### Data provided
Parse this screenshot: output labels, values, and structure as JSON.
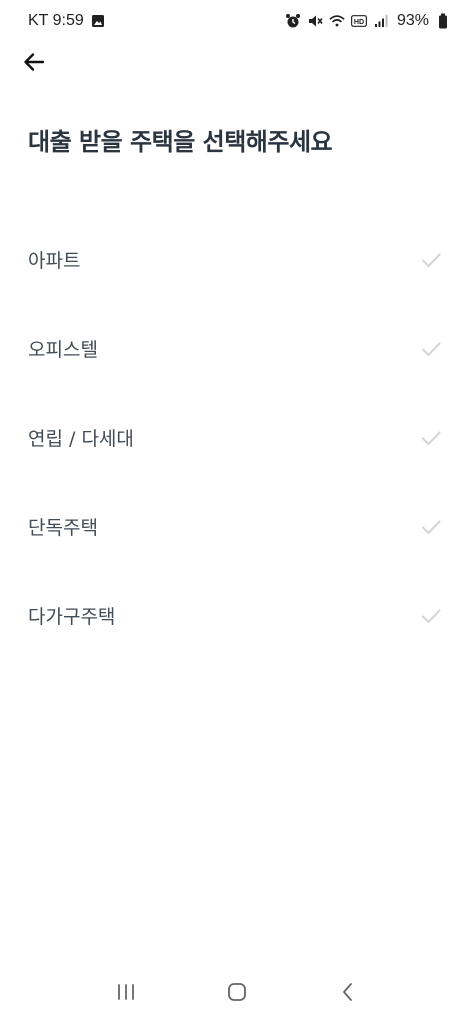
{
  "status_bar": {
    "carrier_time": "KT 9:59",
    "battery": "93%",
    "icons": [
      "gallery-icon",
      "alarm-icon",
      "mute-icon",
      "wifi-icon",
      "hd-icon",
      "signal-icon",
      "battery-icon"
    ]
  },
  "header": {
    "back_icon": "arrow-left-icon",
    "title": "대출 받을 주택을 선택해주세요"
  },
  "options": [
    {
      "label": "아파트"
    },
    {
      "label": "오피스텔"
    },
    {
      "label": "연립 / 다세대"
    },
    {
      "label": "단독주택"
    },
    {
      "label": "다가구주택"
    }
  ],
  "nav_bar": {
    "icons": [
      "recent-apps-icon",
      "home-icon",
      "back-icon"
    ]
  },
  "colors": {
    "title": "#2b3540",
    "option_text": "#434b54",
    "check_inactive": "#d3d7dc"
  }
}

### Problem statement
Repeat the data exactly, without the pictures.

### Solution for this task
Parse this screenshot: output labels, values, and structure as JSON.
{
  "status_bar": {
    "carrier_time": "KT 9:59",
    "battery": "93%",
    "icons": [
      "gallery-icon",
      "alarm-icon",
      "mute-icon",
      "wifi-icon",
      "hd-icon",
      "signal-icon",
      "battery-icon"
    ]
  },
  "header": {
    "back_icon": "arrow-left-icon",
    "title": "대출 받을 주택을 선택해주세요"
  },
  "options": [
    {
      "label": "아파트"
    },
    {
      "label": "오피스텔"
    },
    {
      "label": "연립 / 다세대"
    },
    {
      "label": "단독주택"
    },
    {
      "label": "다가구주택"
    }
  ],
  "nav_bar": {
    "icons": [
      "recent-apps-icon",
      "home-icon",
      "back-icon"
    ]
  },
  "colors": {
    "title": "#2b3540",
    "option_text": "#434b54",
    "check_inactive": "#d3d7dc"
  }
}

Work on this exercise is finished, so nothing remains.